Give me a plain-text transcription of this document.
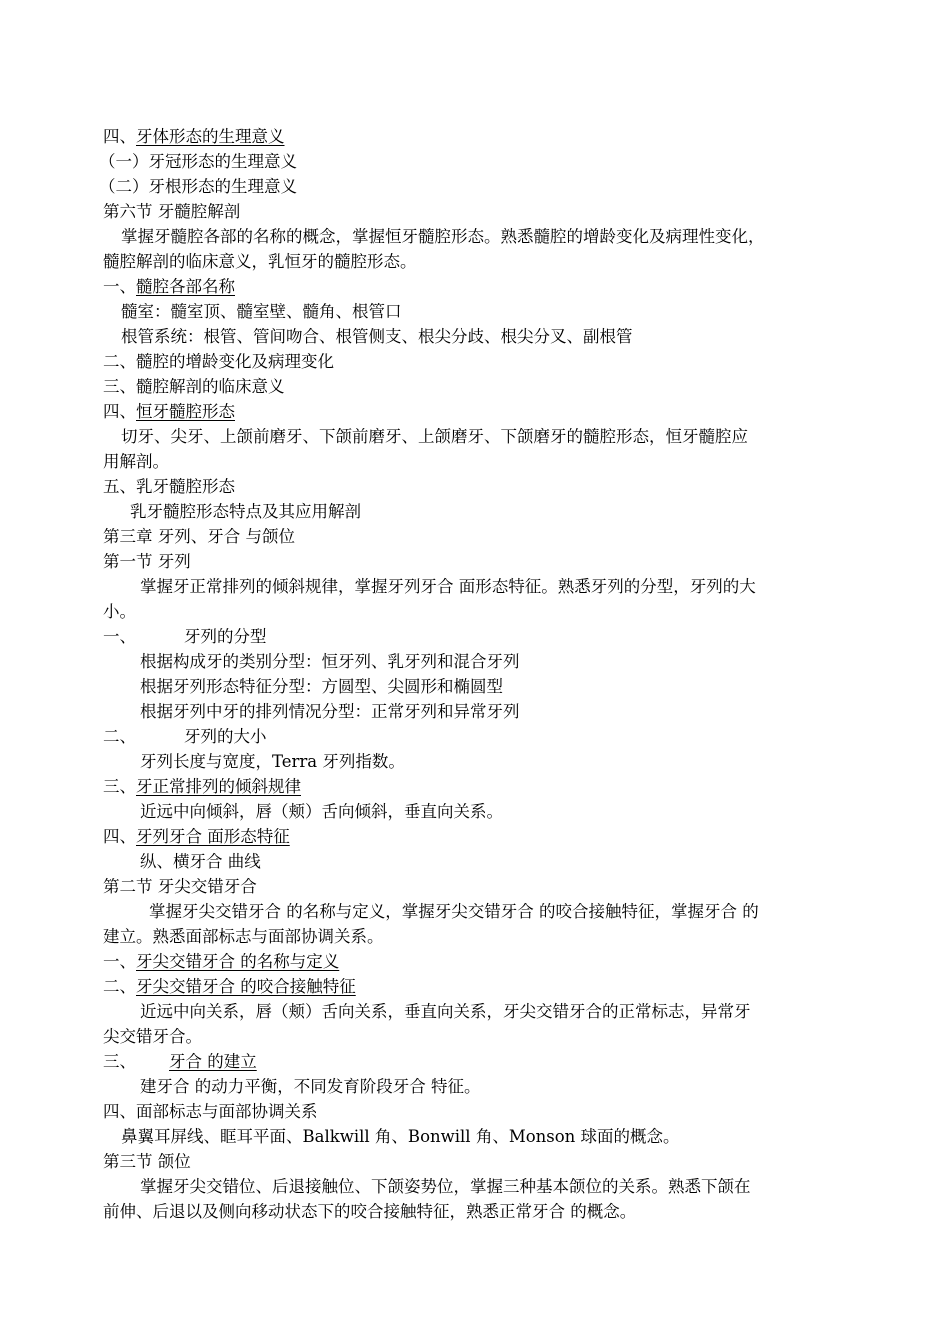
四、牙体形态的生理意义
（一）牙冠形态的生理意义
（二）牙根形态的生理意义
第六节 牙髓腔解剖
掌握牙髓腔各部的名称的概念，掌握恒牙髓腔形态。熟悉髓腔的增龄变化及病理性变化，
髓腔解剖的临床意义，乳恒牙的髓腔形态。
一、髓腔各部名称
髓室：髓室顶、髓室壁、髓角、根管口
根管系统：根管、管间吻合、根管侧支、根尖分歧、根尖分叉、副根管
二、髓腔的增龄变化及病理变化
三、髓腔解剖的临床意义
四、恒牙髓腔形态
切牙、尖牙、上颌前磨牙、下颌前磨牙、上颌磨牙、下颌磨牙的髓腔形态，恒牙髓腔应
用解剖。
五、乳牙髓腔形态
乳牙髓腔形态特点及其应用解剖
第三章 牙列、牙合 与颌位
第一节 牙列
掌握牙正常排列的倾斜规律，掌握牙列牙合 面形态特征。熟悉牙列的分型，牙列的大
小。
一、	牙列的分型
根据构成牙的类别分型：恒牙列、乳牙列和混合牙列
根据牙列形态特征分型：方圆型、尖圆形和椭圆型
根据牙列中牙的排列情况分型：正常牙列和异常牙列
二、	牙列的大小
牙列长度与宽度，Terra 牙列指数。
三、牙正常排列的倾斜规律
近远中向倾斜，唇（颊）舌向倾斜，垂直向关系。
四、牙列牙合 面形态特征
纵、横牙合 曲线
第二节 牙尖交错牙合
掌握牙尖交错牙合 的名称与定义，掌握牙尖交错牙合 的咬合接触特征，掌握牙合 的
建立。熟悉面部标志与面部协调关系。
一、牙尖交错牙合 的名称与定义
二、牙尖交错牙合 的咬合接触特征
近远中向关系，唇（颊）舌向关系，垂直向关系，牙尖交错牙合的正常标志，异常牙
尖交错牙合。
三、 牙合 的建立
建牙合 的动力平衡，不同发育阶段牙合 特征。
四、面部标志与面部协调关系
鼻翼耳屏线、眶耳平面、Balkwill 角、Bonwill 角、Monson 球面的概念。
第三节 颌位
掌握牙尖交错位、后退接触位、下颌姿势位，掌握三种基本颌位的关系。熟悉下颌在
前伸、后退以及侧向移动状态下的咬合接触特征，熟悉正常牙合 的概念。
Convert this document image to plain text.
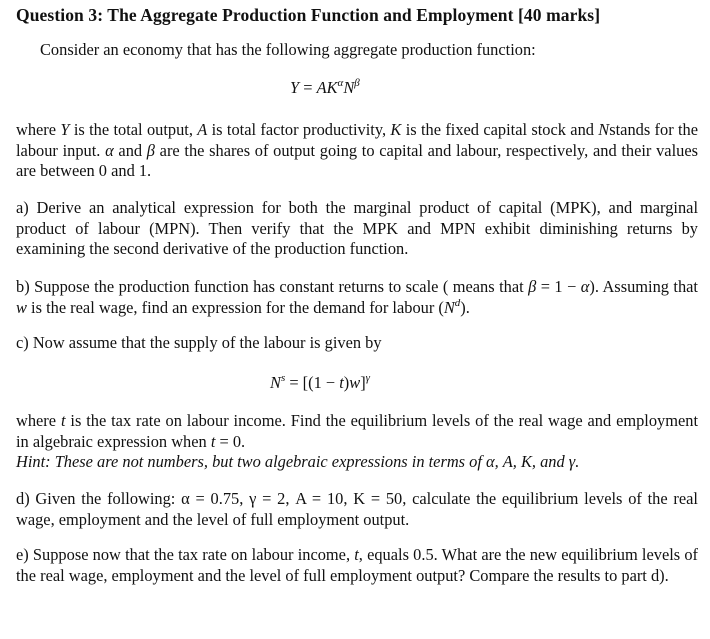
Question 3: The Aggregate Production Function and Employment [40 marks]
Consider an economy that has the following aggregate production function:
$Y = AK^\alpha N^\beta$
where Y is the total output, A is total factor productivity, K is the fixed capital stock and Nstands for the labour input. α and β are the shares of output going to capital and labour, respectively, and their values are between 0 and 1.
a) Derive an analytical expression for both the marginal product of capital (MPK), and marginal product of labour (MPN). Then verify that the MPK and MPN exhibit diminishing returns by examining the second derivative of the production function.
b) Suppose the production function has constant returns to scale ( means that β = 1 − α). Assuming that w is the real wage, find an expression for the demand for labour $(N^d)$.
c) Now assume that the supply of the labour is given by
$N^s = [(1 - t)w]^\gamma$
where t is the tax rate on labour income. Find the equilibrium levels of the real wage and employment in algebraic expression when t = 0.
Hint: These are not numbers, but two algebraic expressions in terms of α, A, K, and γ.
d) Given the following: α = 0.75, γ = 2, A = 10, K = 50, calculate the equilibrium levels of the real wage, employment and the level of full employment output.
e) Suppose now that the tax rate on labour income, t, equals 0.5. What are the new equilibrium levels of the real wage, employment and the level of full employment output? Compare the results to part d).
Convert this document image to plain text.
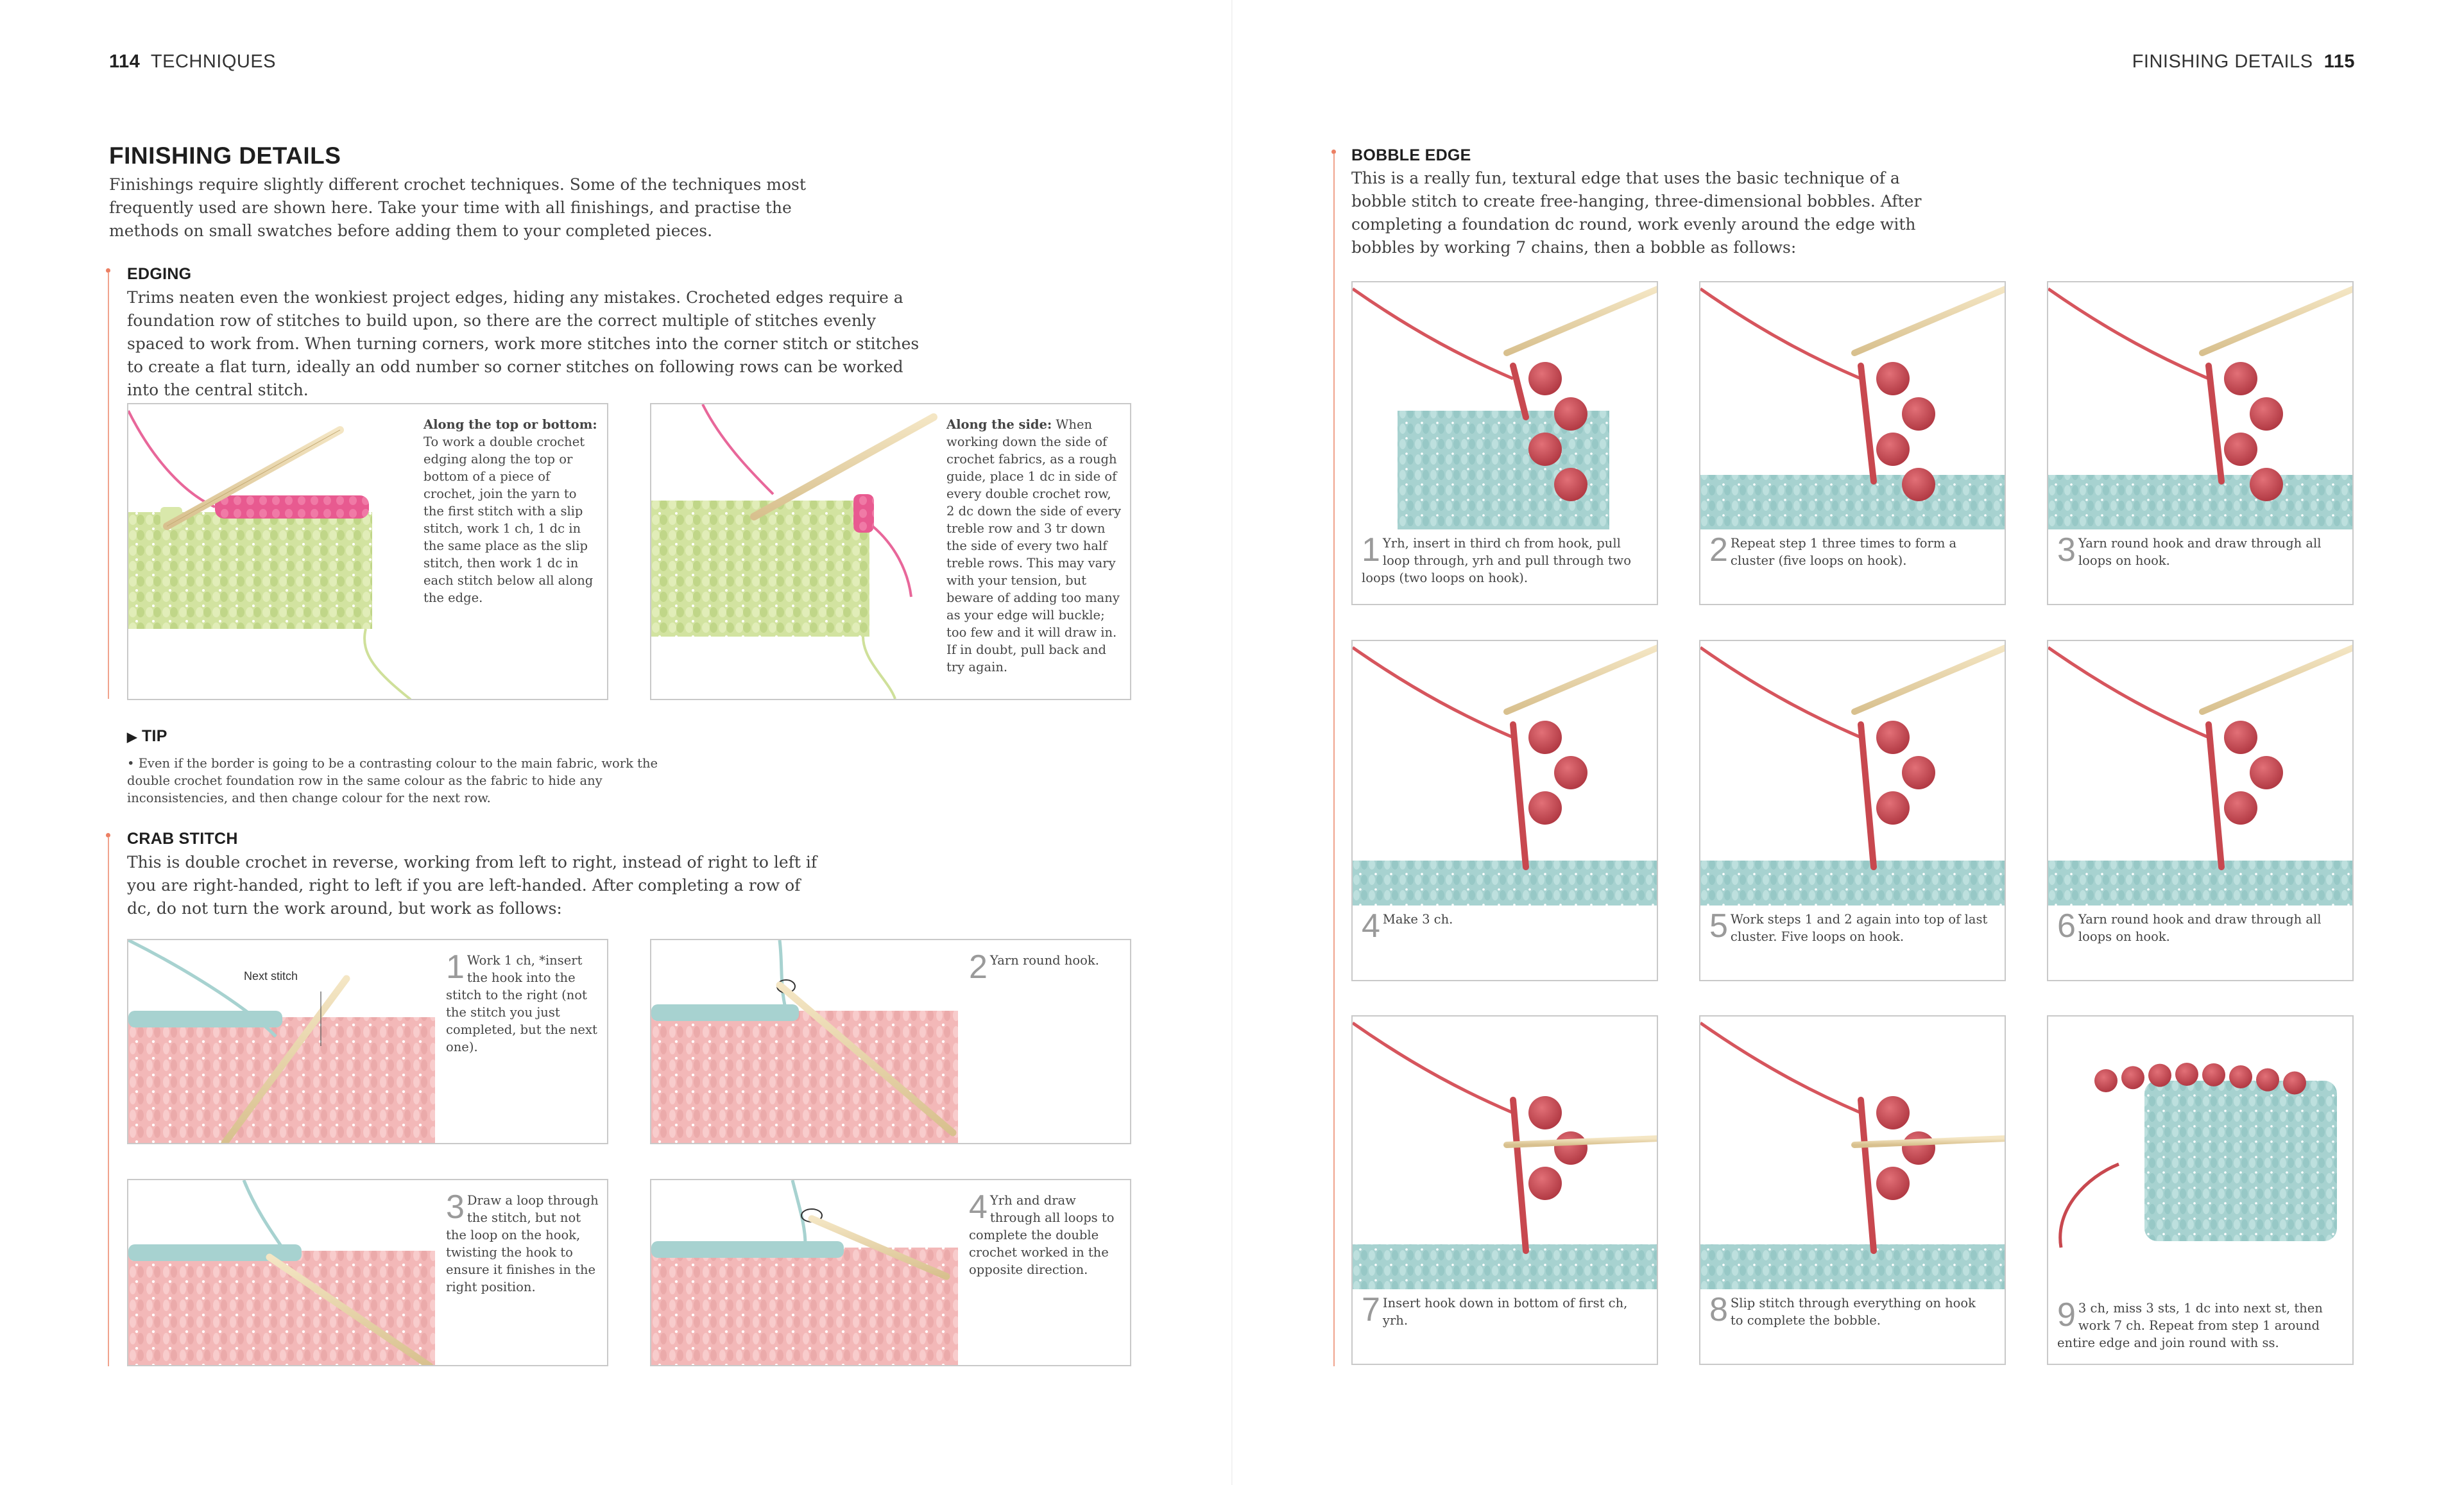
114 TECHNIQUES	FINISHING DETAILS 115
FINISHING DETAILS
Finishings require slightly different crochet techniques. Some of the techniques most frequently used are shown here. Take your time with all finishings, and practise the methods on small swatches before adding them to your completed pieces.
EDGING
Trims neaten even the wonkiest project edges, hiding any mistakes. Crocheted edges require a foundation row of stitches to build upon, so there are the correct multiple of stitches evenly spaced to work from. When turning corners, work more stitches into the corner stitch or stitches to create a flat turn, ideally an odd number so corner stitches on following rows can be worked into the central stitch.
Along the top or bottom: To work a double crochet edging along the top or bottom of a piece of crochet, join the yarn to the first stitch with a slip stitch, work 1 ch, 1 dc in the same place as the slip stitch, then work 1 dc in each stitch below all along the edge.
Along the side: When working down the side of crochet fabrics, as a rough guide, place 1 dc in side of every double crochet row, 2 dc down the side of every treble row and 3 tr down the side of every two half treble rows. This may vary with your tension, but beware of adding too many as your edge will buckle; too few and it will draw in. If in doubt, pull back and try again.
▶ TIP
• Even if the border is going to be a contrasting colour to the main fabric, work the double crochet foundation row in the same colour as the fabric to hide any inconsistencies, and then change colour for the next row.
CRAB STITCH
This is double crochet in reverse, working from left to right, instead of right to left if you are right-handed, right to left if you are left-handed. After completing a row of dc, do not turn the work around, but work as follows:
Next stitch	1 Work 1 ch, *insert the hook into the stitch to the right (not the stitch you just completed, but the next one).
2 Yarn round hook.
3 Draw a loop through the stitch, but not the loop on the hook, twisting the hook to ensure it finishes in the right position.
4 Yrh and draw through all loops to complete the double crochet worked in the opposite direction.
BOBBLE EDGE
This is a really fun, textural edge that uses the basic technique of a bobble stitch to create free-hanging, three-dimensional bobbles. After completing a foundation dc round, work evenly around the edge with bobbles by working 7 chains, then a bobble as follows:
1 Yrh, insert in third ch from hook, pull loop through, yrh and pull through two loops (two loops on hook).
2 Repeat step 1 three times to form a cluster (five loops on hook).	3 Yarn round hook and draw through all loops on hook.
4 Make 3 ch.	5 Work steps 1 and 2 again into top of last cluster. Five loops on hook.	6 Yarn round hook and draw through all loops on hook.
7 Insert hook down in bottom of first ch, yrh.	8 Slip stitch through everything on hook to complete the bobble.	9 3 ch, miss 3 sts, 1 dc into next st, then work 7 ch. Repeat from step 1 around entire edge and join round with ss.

◆ WORK INSTRUCTIONS: Of the lines above, copy each that contains "rows".

◆ TASK OUTPUT:
Trims neaten even the wonkiest project edges, hiding any mistakes. Crocheted edges require a foundation row of stitches to build upon, so there are the correct multiple of stitches evenly spaced to work from. When turning corners, work more stitches into the corner stitch or stitches to create a flat turn, ideally an odd number so corner stitches on following rows can be worked into the central stitch.
Along the side: When working down the side of crochet fabrics, as a rough guide, place 1 dc in side of every double crochet row, 2 dc down the side of every treble row and 3 tr down the side of every two half treble rows. This may vary with your tension, but beware of adding too many as your edge will buckle; too few and it will draw in. If in doubt, pull back and try again.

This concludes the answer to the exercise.